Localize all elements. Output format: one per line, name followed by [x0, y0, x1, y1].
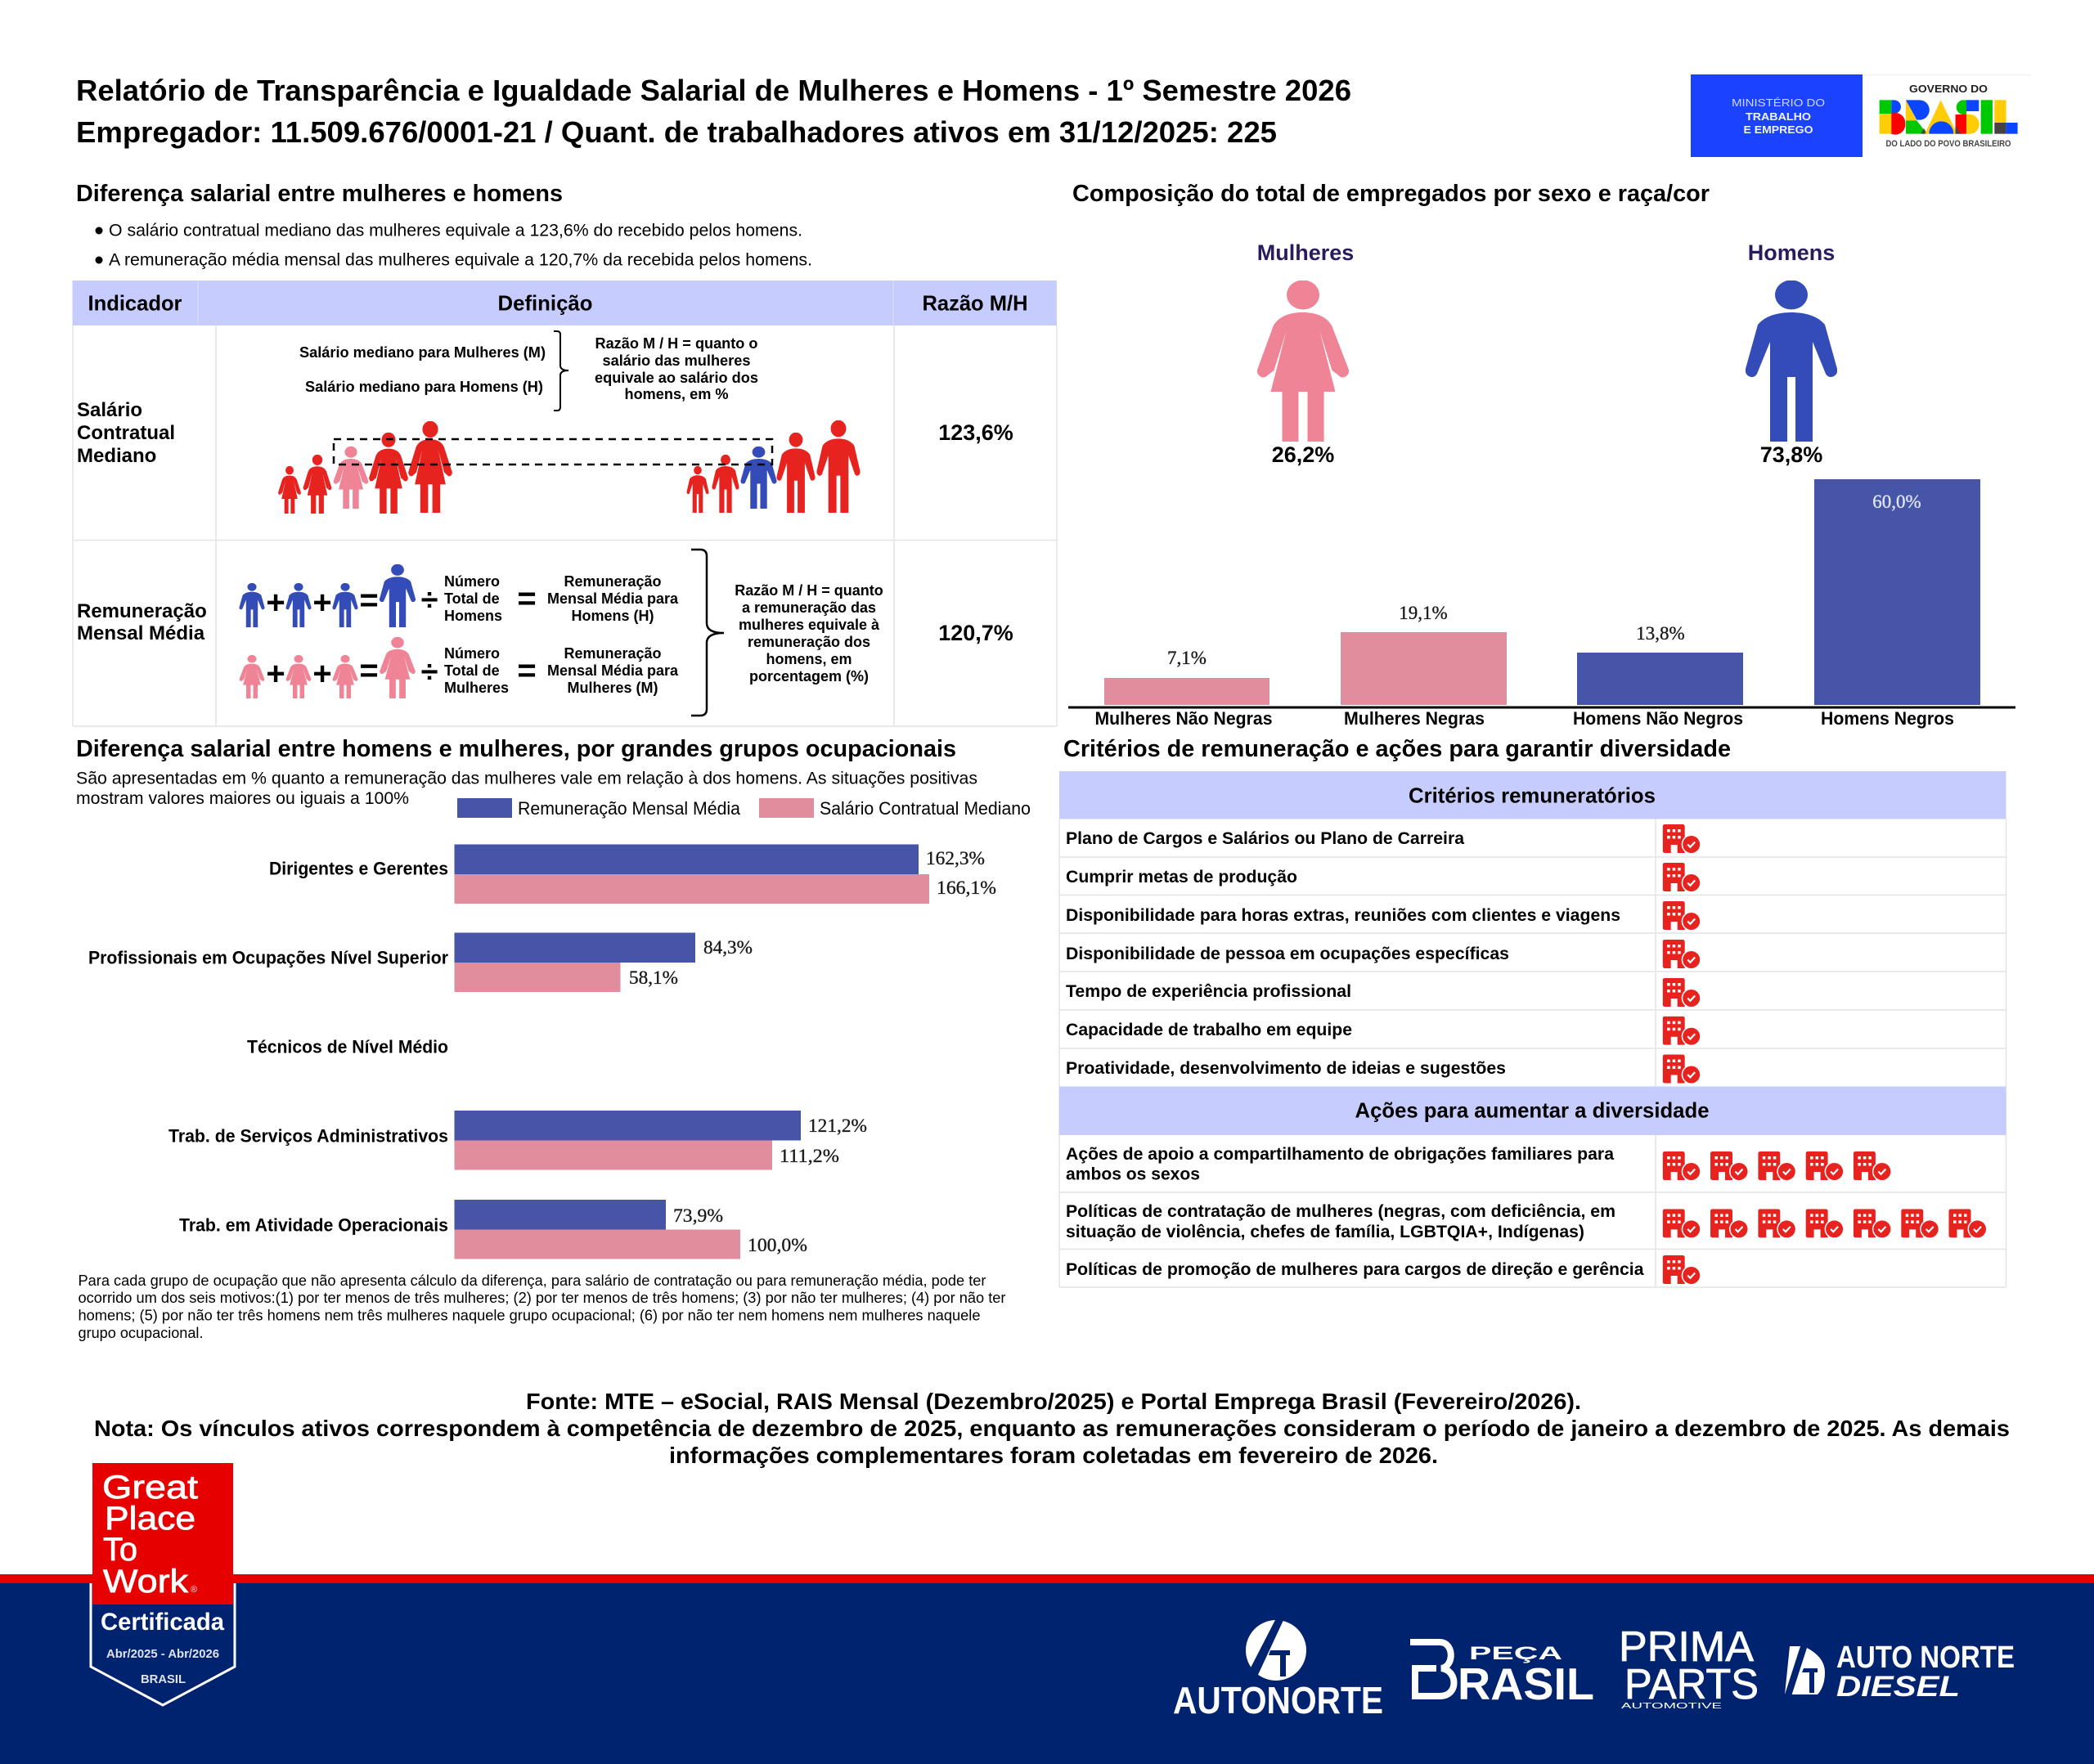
row: Disponibilidade horas extras — [1066, 901, 1701, 931]
legend — [457, 798, 1031, 819]
section header: Ações: Ações para aumentar a diversidade — [1355, 1097, 1710, 1122]
icon: man — [1746, 280, 1837, 442]
chart description: São apresentadas em % quanto a remuneração das mulheres vale em relação à dos homens. As situações positivas — [76, 769, 977, 788]
title — [76, 74, 1351, 149]
ratio definition: porcentagem (%) — [749, 668, 869, 685]
badge: Great Place To Work: Abr/2025 - Abr/2026 — [106, 1647, 219, 1661]
badge: Great Place To Work: BRASIL — [141, 1672, 186, 1686]
icon: women median figures — [278, 421, 452, 514]
equation: women: Total de — [444, 662, 500, 679]
ratio definition: homens, em — [766, 651, 852, 667]
summary bullets: O salário contratual mediano das mulheres equivale a 123,6% do recebido pelos homens. — [109, 221, 802, 240]
table header: Indicador — [88, 291, 182, 316]
badge: Great Place To Work: To — [103, 1532, 137, 1568]
chart description: mostram valores maiores ou iguais a 100% — [76, 789, 409, 808]
row: Políticas de promoção — [1066, 1255, 1701, 1286]
row: Políticas de contratação: Políticas de contratação de mulheres (negras, com deficiência, em — [1066, 1202, 1615, 1221]
bar chart: occupational groups — [88, 844, 996, 1259]
bar: Mulheres Não Negras — [1094, 648, 1273, 729]
logo: Prima Parts: AUTOMOTIVE — [1621, 1702, 1723, 1711]
source note: Fonte: MTE – eSocial, RAIS Mensal (Dezembro/2025) e Portal Emprega Brasil (Fevereiro/2026). — [526, 1389, 1581, 1414]
row: Remuneração Mensal Média: Remuneração — [77, 600, 207, 622]
row: Tempo de experiência: Tempo de experiência profissional — [1066, 982, 1351, 1001]
panel: men share: 73,8% — [1760, 442, 1822, 467]
group: Serviços Administrativos: 121,2% — [808, 1115, 867, 1136]
heading: Critérios: Critérios de remuneração e ações para garantir diversidade — [1063, 736, 1731, 762]
row: Salário Contratual Mediano — [77, 331, 1013, 514]
equation: women: Mulheres (M) — [567, 680, 658, 696]
group: Atividade Operacionais: 100,0% — [748, 1235, 807, 1255]
source note: informações complementares foram coletadas em fevereiro de 2026. — [669, 1443, 1438, 1468]
bar: Mulheres Negras — [1341, 603, 1507, 729]
brace — [554, 331, 568, 411]
row: Proatividade — [1066, 1055, 1701, 1084]
group: Profissionais: 84,3% — [703, 937, 753, 958]
table grid — [73, 325, 1057, 726]
ratio definition: homens, em % — [625, 386, 728, 402]
logo: Peça Brasil: PEÇA — [1469, 1643, 1562, 1663]
bar: Homens Negros: 60,0% — [1872, 491, 1921, 512]
ratio definition — [735, 582, 883, 685]
group: Dirigentes e Gerentes: 162,3% — [926, 848, 985, 869]
panel: indicator table — [72, 281, 1057, 726]
heading: Diferença salarial entre mulheres e homens: Diferença salarial entre mulheres e homens — [76, 181, 563, 207]
equation: men: Número — [444, 573, 500, 590]
section header: Ações — [1059, 1086, 2006, 1135]
badge: Great Place To Work: Place — [105, 1501, 195, 1537]
row: Ações de apoio — [1066, 1145, 1892, 1184]
ratio definition: remuneração dos — [748, 634, 870, 650]
panel: women share: Mulheres — [1257, 240, 1354, 265]
badge: Great Place To Work: Certificada — [101, 1609, 224, 1636]
section header: Critérios remuneratórios — [1059, 771, 2006, 819]
table grid — [1059, 819, 2006, 1287]
ratio definition: mulheres equivale à — [739, 617, 880, 633]
footer band — [0, 1574, 2094, 1764]
logo: Ministério do Trabalho e Emprego: E EMPREGO — [1744, 124, 1813, 136]
group: Serviços Administrativos — [169, 1111, 867, 1169]
row: Remuneração Mensal Média: 120,7% — [938, 621, 1013, 645]
logo: Prima Parts — [1619, 1623, 1759, 1711]
logo: Prima Parts: PARTS — [1624, 1661, 1759, 1708]
source note — [94, 1389, 2010, 1468]
row: Capacidade: Capacidade de trabalho em equipe — [1066, 1021, 1352, 1039]
row: Ações de apoio: ambos os sexos — [1066, 1165, 1200, 1184]
equation: men: = — [517, 581, 537, 617]
footnote: grupo ocupacional. — [79, 1325, 203, 1341]
legend: Remuneração Mensal Média — [518, 798, 741, 819]
equation: women: + — [312, 656, 332, 692]
badge: Great Place To Work: Great — [102, 1470, 198, 1506]
row: Salário Contratual Mediano: Contratual — [77, 422, 175, 444]
equation: women: Remuneração — [564, 645, 662, 662]
panel: men share: Homens — [1748, 240, 1835, 265]
logo: Prima Parts: PRIMA — [1619, 1623, 1754, 1671]
group: Atividade Operacionais: 73,9% — [673, 1205, 723, 1226]
bar: Mulheres Não Negras: 7,1% — [1167, 648, 1207, 668]
row: Políticas de contratação: situação de violência, chefes de família, LGBTQIA+, Indígenas) — [1066, 1223, 1584, 1241]
ratio definition: Razão M / H = quanto o — [595, 335, 757, 352]
equation: women: Mensal Média para — [547, 662, 679, 679]
logo: Auto Norte — [1173, 1618, 1383, 1721]
row: Plano de Cargos — [1066, 824, 1701, 854]
logo: Auto Norte Diesel: DIESEL — [1836, 1671, 1960, 1703]
equation: men: ÷ — [421, 583, 438, 617]
equation: women: = — [359, 653, 379, 689]
equation: women: ÷ — [421, 655, 438, 689]
bar: Homens Não Negros: Homens Não Negros — [1573, 708, 1743, 729]
heading: Composição: Composição do total de empregados por sexo e raça/cor — [1072, 181, 1710, 207]
ratio definition: salário das mulheres — [602, 352, 751, 369]
bar chart: composition by race — [1068, 479, 2015, 729]
table header — [72, 281, 1057, 325]
equation: men: Homens (H) — [571, 608, 654, 624]
bar: Homens Negros — [1814, 479, 1980, 729]
summary bullets — [95, 221, 812, 270]
group: Profissionais: 58,1% — [629, 967, 678, 988]
row: Capacidade — [1066, 1017, 1701, 1046]
brace — [691, 550, 724, 716]
ratio definition — [595, 335, 758, 402]
bar: Mulheres Não Negras: Mulheres Não Negras — [1094, 708, 1273, 729]
equation: men: + — [266, 585, 285, 621]
equation: women — [240, 637, 679, 698]
logo: Ministério do Trabalho e Emprego: TRABALHO — [1746, 111, 1811, 123]
logo: Peça Brasil — [1410, 1642, 1594, 1709]
source note: Nota: Os vínculos ativos correspondem à competência de dezembro de 2025, enquanto as remunerações consideram o período de janeiro a dezembro de 2025. As demais — [94, 1416, 2010, 1441]
equation: men: Remuneração — [564, 573, 662, 590]
panel: men share — [1746, 240, 1837, 467]
row: Cumprir metas — [1066, 863, 1701, 893]
row: Disponibilidade de pessoa — [1066, 940, 1701, 970]
dashed median box — [334, 439, 772, 465]
row: Plano de Cargos: Plano de Cargos e Salários ou Plano de Carreira — [1066, 829, 1464, 848]
row: Políticas de promoção: Políticas de promoção de mulheres para cargos de direção e gerência — [1066, 1260, 1644, 1279]
footnote: ocorrido um dos seis motivos:(1) por ter menos de três mulheres; (2) por ter menos de três homens; (3) por não ter mulheres; (4) por não ter — [79, 1290, 1006, 1306]
bar: Homens Negros: Homens Negros — [1821, 708, 1954, 729]
equation: women: Número — [444, 645, 500, 662]
logo: Ministério do Trabalho e Emprego — [1691, 74, 1863, 157]
group: Serviços Administrativos: 111,2% — [780, 1146, 839, 1166]
row: Políticas de contratação — [1066, 1202, 1988, 1241]
title: Empregador: 11.509.676/0001-21 / Quant. de trabalhadores ativos em 31/12/2025: 225 — [76, 115, 1277, 149]
row: Proatividade: Proatividade, desenvolvimento de ideias e sugestões — [1066, 1059, 1506, 1078]
row: Disponibilidade horas extras: Disponibilidade para horas extras, reuniões com clientes e viagens — [1066, 906, 1620, 925]
bar: Mulheres Negras: Mulheres Negras — [1344, 708, 1485, 729]
table header: Definição — [497, 291, 592, 316]
title: Relatório de Transparência e Igualdade Salarial de Mulheres e Homens - 1º Semestre 2026 — [76, 74, 1351, 107]
group: Dirigentes e Gerentes — [269, 844, 996, 904]
group: Serviços Administrativos: Trab. de Serviços Administrativos — [169, 1125, 448, 1147]
equation: men: Total de — [444, 590, 500, 607]
chart description — [76, 769, 977, 808]
icon: woman — [1257, 280, 1349, 442]
heading: Diferença por grupos ocupacionais: Diferença salarial entre homens e mulheres, por grandes grupos ocupacionais — [76, 736, 956, 762]
panel: women share: 26,2% — [1272, 442, 1334, 467]
panel: women share — [1257, 240, 1354, 467]
equation: women: + — [266, 656, 285, 692]
bar: Homens Não Negros — [1573, 623, 1743, 729]
row: Cumprir metas: Cumprir metas de produção — [1066, 868, 1297, 886]
icon: men median figures — [686, 420, 861, 513]
legend: Salário Contratual Mediano — [820, 798, 1031, 819]
logo: Peça Brasil: RASIL — [1458, 1659, 1594, 1709]
equation: men: + — [312, 585, 332, 621]
group: Técnicos: Técnicos de Nível Médio — [247, 1037, 448, 1057]
group: Dirigentes e Gerentes: 166,1% — [937, 878, 996, 898]
logo: Governo do Brasil — [1863, 74, 2031, 149]
badge: Great Place To Work — [91, 1463, 235, 1705]
equation: men: Homens — [444, 608, 502, 624]
row: Disponibilidade de pessoa: Disponibilidade de pessoa em ocupações específicas — [1066, 945, 1509, 963]
logo: Auto Norte Diesel: AUTO NORTE — [1836, 1641, 2015, 1675]
group: Atividade Operacionais: Trab. em Atividade Operacionais — [179, 1215, 448, 1235]
equation: men — [239, 564, 679, 627]
group: Profissionais — [88, 932, 753, 992]
logo: Auto Norte: AUTONORTE — [1173, 1679, 1383, 1721]
footnote: Para cada grupo de ocupação que não apresenta cálculo da diferença, para salário de contratação ou para remuneração média, pode ter — [79, 1273, 986, 1289]
row: Salário Contratual Mediano: Mediano — [77, 445, 156, 467]
table header: Razão M/H — [923, 291, 1027, 316]
section header: Critérios remuneratórios: Critérios remuneratórios — [1409, 783, 1656, 808]
group: Dirigentes e Gerentes: Dirigentes e Gerentes — [269, 859, 448, 878]
equation: men: = — [359, 582, 379, 618]
row: Salário Contratual Mediano: 123,6% — [938, 420, 1013, 445]
badge: Great Place To Work: ® — [191, 1585, 197, 1595]
row: Remuneração Mensal Média — [77, 550, 1013, 716]
row: Salário Contratual Mediano: Salário mediano para Homens (H) — [305, 379, 543, 395]
group: Profissionais: Profissionais em Ocupações Nível Superior — [88, 947, 448, 968]
row: Salário Contratual Mediano: Salário mediano para Mulheres (M) — [299, 344, 546, 361]
badge: Great Place To Work: Work — [103, 1564, 189, 1600]
logo: Auto Norte Diesel — [1785, 1641, 2015, 1703]
logo: Ministério do Trabalho e Emprego: MINISTÉRIO DO — [1732, 97, 1825, 109]
ratio definition: Razão M / H = quanto — [735, 582, 883, 599]
row: Ações de apoio: Ações de apoio a compartilhamento de obrigações familiares para — [1066, 1145, 1614, 1164]
row: Tempo de experiência — [1066, 978, 1701, 1008]
footnote: homens; (5) por não ter três homens nem três mulheres naquele grupo ocupacional; (6) por não ter nem homens nem mulheres naquele — [79, 1307, 980, 1323]
logo: Governo do Brasil: DO LADO DO POVO BRASILEIRO — [1886, 139, 2011, 149]
footnote — [79, 1273, 1006, 1341]
equation: women: Mulheres — [444, 680, 509, 696]
bar: Mulheres Negras: 19,1% — [1399, 603, 1448, 623]
panel: criteria and actions table — [1059, 771, 2006, 1287]
group: Atividade Operacionais — [179, 1200, 807, 1259]
row: Remuneração Mensal Média: Mensal Média — [77, 622, 205, 644]
equation: women: = — [517, 653, 537, 689]
summary bullets: A remuneração média mensal das mulheres equivale a 120,7% da recebida pelos homens. — [109, 250, 812, 270]
equation: men: Mensal Média para — [547, 590, 679, 607]
bar: Homens Não Negros: 13,8% — [1636, 623, 1685, 644]
ratio definition: equivale ao salário dos — [595, 370, 758, 386]
row: Salário Contratual Mediano: Salário — [77, 399, 142, 421]
logo: Governo do Brasil: GOVERNO DO — [1909, 83, 1988, 95]
ratio definition: a remuneração das — [742, 599, 876, 616]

☆ ☆ ☆ ☆ ☆ ☆ ☆

● **GIVEN PROBLEM**
Copy the items word for word, from the line with "row: Disponibilidade horas extras —" up to and including the line with "logo: Prima Parts: AUTOMOTIVE".

● **SOLUTION FOR THIS EXERCISE**
row: Disponibilidade horas extras — [1066, 901, 1701, 931]
legend — [457, 798, 1031, 819]
section header: Ações: Ações para aumentar a diversidade — [1355, 1097, 1710, 1122]
icon: man — [1746, 280, 1837, 442]
chart description: São apresentadas em % quanto a remuneração das mulheres vale em relação à dos homens. As situações positivas — [76, 769, 977, 788]
title — [76, 74, 1351, 149]
ratio definition: porcentagem (%) — [749, 668, 869, 685]
badge: Great Place To Work: Abr/2025 - Abr/2026 — [106, 1647, 219, 1661]
badge: Great Place To Work: BRASIL — [141, 1672, 186, 1686]
icon: women median figures — [278, 421, 452, 514]
equation: women: Total de — [444, 662, 500, 679]
ratio definition: homens, em — [766, 651, 852, 667]
summary bullets: O salário contratual mediano das mulheres equivale a 123,6% do recebido pelos homens. — [109, 221, 802, 240]
table header: Indicador — [88, 291, 182, 316]
badge: Great Place To Work: To — [103, 1532, 137, 1568]
chart description: mostram valores maiores ou iguais a 100% — [76, 789, 409, 808]
row: Políticas de promoção — [1066, 1255, 1701, 1286]
row: Políticas de contratação: Políticas de contratação de mulheres (negras, com deficiência, em — [1066, 1202, 1615, 1221]
bar chart: occupational groups — [88, 844, 996, 1259]
bar: Mulheres Não Negras — [1094, 648, 1273, 729]
logo: Prima Parts: AUTOMOTIVE — [1621, 1702, 1723, 1711]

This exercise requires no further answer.